RECORD EXTRACTS
--- Begin ---

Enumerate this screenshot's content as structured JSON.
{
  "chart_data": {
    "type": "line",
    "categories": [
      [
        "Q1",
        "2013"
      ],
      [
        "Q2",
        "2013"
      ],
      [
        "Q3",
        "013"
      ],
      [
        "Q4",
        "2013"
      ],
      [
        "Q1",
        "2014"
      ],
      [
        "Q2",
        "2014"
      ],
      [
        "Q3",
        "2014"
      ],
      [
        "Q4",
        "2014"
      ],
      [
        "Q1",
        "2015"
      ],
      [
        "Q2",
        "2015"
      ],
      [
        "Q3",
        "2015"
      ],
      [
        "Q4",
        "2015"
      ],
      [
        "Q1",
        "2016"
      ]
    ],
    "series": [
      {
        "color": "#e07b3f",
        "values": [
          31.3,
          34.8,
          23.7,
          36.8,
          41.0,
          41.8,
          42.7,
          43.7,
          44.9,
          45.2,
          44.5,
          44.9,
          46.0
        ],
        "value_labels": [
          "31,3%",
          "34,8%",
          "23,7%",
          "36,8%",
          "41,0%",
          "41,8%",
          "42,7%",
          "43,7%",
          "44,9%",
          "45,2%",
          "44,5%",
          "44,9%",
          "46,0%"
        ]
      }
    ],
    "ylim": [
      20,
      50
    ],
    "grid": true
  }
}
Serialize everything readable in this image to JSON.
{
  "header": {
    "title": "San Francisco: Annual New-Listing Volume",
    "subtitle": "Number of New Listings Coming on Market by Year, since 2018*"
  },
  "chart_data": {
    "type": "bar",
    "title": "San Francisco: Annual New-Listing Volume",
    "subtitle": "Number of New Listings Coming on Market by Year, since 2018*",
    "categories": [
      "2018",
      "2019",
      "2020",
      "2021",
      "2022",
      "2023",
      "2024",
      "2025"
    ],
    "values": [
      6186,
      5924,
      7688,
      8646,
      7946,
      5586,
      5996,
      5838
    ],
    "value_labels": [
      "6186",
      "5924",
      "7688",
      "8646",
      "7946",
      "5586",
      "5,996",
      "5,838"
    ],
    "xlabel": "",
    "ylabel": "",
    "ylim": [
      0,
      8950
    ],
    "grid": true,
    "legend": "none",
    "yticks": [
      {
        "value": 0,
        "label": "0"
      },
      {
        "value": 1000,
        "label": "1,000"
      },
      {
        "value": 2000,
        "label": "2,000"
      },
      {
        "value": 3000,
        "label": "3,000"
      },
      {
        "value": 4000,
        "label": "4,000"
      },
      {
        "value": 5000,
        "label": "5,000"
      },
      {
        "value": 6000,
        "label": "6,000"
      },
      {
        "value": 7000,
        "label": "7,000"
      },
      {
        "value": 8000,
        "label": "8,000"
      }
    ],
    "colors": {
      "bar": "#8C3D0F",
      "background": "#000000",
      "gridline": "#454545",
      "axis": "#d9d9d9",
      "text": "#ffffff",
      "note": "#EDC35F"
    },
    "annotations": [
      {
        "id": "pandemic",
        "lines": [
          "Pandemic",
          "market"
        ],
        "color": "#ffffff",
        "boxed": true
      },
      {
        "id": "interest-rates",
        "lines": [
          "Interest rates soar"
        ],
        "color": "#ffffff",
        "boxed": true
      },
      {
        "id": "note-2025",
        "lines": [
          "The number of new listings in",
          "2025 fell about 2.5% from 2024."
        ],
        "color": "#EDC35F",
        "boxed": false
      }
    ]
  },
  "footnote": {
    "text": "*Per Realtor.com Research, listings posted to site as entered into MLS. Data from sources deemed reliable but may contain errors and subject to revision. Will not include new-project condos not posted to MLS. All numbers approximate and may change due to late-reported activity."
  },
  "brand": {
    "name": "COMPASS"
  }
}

--- End ---

INSTRUCTIONS FOR THE TASK
From the listing, copy every line where the string "Year" appears.

TASK ANSWER
    "subtitle": "Number of New Listings Coming on Market by Year, since 2018*"
    "subtitle": "Number of New Listings Coming on Market by Year, since 2018*",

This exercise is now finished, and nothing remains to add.